# What you need to do
Going through the material below, please gather all lines with the word "this" in them.

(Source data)
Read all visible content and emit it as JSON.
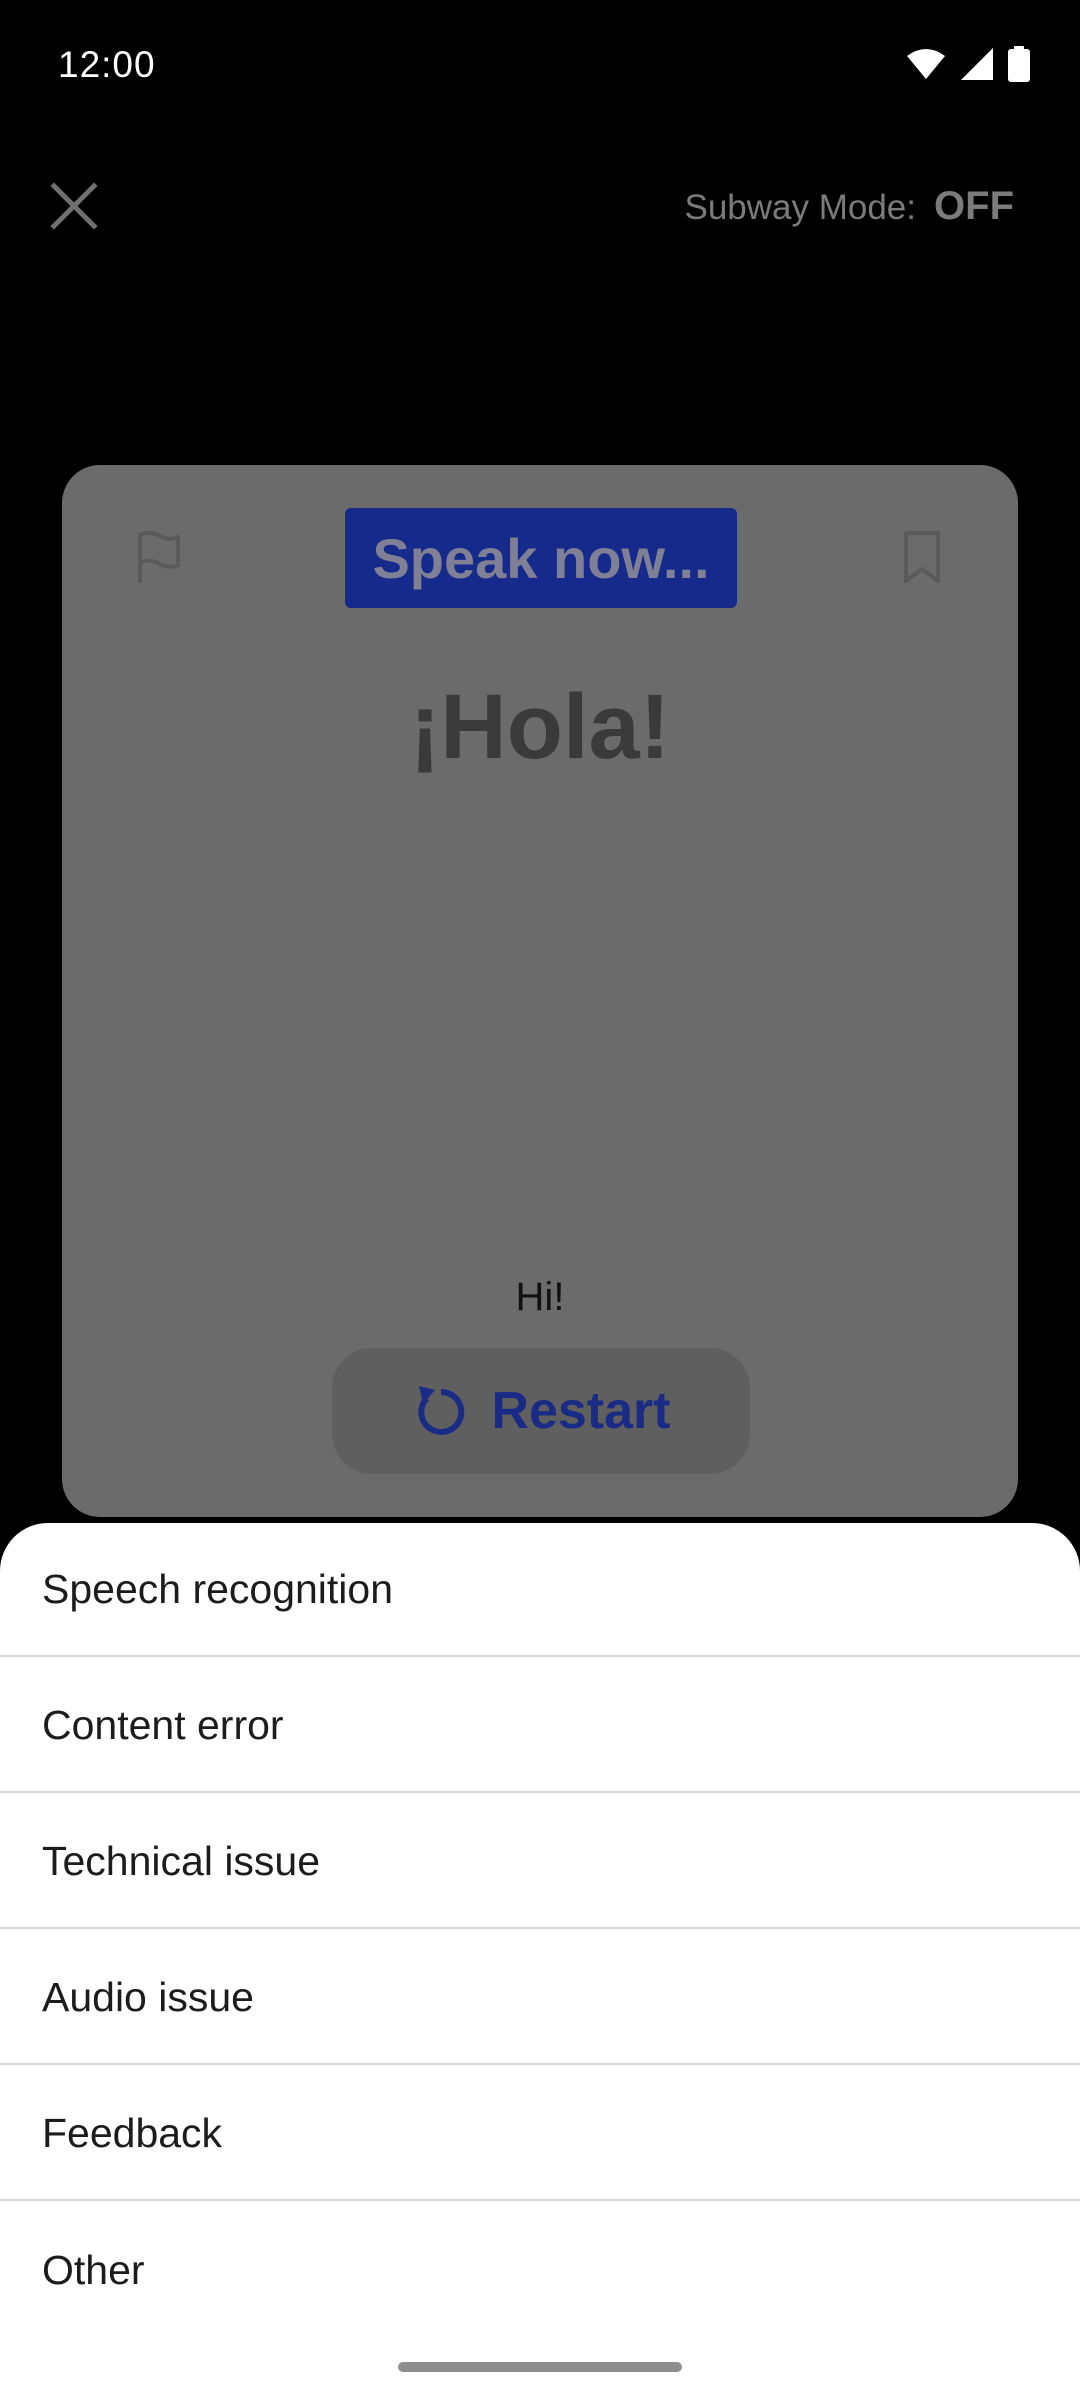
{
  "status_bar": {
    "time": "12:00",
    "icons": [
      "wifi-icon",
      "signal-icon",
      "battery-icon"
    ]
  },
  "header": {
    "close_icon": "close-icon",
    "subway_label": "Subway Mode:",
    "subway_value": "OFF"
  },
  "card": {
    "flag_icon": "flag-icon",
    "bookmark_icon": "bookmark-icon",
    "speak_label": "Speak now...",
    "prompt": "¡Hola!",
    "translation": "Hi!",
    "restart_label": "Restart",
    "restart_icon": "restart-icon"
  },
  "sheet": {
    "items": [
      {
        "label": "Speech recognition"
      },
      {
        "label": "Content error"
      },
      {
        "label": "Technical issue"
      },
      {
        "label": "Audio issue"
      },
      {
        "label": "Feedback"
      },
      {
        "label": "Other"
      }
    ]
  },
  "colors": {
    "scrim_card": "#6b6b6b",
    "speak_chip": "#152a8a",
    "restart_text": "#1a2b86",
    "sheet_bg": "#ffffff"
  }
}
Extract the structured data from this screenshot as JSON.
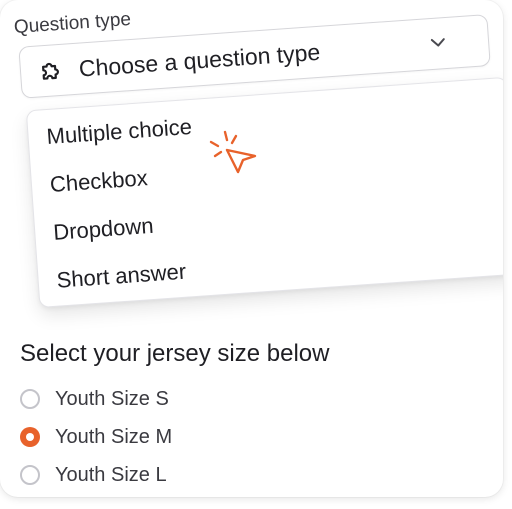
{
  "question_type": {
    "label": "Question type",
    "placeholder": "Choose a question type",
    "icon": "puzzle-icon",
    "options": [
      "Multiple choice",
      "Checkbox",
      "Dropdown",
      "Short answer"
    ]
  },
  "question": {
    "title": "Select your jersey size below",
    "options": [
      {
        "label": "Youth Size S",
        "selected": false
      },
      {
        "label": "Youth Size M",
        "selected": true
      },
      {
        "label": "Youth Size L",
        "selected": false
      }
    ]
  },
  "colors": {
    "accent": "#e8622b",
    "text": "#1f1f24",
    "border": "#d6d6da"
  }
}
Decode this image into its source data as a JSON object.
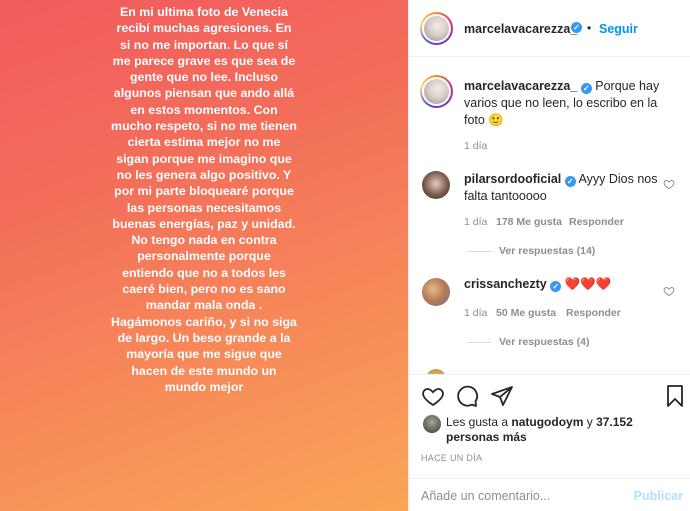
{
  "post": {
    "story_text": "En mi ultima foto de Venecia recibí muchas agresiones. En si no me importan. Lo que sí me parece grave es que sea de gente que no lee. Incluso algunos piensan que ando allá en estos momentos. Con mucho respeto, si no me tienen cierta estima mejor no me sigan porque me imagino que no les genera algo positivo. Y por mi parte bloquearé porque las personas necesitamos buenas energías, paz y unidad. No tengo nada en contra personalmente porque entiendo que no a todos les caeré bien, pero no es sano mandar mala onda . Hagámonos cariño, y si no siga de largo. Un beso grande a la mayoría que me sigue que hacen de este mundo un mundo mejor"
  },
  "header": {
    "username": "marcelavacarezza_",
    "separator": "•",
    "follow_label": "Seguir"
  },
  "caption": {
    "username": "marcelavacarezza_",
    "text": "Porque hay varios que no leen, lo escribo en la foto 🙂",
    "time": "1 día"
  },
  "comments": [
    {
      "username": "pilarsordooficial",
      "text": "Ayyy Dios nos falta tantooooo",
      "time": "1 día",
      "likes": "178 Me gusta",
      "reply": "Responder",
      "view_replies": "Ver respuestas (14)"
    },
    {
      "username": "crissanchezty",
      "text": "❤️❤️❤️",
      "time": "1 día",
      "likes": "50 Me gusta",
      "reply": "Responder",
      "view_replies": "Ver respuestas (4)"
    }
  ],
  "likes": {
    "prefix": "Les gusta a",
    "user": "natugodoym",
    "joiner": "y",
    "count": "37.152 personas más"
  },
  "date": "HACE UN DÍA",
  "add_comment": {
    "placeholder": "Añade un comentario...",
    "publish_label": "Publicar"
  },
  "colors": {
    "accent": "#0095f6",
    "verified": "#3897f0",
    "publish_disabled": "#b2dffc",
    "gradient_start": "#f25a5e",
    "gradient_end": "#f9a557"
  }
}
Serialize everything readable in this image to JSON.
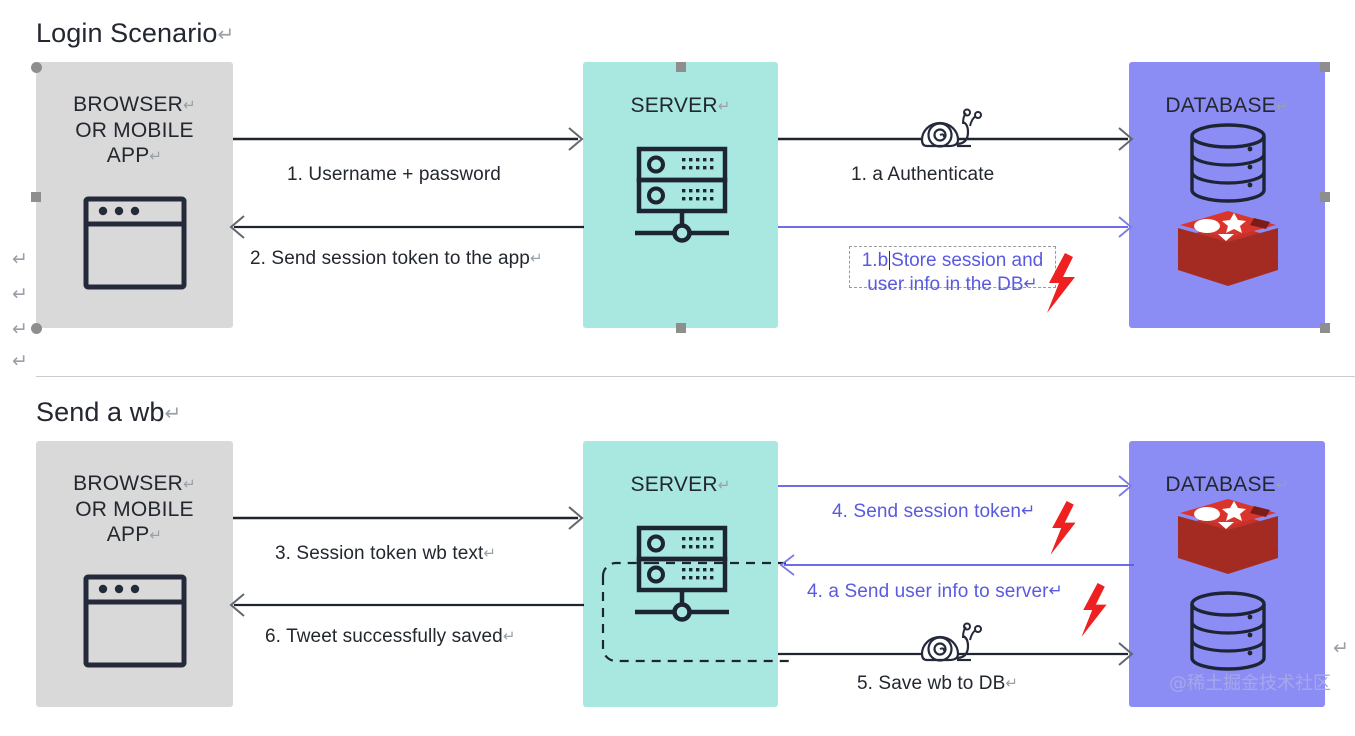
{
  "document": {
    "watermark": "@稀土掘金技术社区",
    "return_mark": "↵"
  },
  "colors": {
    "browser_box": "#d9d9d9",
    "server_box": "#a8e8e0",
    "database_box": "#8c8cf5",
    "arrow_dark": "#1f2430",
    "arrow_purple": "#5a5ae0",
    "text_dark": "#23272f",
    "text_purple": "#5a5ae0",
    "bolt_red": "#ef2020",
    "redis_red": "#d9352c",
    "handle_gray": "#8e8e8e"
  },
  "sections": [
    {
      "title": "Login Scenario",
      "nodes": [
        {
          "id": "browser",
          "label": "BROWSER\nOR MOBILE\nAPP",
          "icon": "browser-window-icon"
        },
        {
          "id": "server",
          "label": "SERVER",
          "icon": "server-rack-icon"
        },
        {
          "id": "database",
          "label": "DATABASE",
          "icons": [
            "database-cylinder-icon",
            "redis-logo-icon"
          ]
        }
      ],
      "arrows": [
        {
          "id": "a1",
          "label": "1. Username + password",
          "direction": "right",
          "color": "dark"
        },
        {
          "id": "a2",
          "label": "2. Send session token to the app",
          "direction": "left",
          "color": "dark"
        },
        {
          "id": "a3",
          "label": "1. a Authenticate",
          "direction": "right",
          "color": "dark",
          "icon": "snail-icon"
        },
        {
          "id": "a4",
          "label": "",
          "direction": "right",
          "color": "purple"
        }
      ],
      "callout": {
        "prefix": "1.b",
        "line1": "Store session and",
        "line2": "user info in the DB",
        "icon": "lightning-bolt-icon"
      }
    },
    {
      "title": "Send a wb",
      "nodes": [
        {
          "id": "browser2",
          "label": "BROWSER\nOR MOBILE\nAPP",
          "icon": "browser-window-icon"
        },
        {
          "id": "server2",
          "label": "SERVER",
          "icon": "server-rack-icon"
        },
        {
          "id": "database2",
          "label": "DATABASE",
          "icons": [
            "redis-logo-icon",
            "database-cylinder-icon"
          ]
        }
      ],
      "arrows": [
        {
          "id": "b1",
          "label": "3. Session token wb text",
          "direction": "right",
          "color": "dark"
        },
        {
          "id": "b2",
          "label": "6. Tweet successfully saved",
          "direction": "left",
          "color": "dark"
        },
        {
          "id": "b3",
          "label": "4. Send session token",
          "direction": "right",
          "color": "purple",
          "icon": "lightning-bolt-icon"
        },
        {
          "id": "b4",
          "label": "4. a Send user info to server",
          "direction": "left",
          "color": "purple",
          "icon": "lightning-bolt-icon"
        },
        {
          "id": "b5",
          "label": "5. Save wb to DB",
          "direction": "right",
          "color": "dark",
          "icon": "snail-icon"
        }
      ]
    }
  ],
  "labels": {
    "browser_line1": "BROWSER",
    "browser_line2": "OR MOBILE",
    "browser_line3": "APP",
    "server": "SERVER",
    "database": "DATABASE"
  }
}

# Reply
Extract the structured data from this screenshot as JSON.
Decode this image into its source data as a JSON object.
Serialize everything readable in this image to JSON.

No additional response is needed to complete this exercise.